[Data excerpts]
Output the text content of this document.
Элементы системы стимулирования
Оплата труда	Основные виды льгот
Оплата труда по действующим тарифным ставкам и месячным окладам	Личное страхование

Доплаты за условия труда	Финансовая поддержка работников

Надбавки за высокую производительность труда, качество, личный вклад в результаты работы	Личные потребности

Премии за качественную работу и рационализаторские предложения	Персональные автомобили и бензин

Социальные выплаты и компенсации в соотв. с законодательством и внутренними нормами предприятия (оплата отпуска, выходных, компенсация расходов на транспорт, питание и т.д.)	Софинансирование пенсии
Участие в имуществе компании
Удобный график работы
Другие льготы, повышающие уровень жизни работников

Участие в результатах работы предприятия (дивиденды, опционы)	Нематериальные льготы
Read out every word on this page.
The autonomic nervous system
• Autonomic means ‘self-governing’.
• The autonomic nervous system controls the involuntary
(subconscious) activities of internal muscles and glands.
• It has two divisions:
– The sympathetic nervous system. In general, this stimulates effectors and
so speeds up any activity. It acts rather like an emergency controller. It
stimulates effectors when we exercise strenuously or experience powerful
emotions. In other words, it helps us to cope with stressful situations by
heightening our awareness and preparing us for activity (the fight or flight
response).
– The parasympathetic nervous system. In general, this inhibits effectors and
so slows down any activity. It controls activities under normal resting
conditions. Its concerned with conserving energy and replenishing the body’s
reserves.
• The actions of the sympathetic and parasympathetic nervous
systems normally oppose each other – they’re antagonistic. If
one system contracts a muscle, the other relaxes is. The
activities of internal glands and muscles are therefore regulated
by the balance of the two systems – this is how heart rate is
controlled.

▶ [What you are asked to do]: Copy every line of the entries above in which "glands" occurs.

▶ [Written response]:
(subconscious) activities of internal muscles and glands.
activities of internal glands and muscles are therefore regulated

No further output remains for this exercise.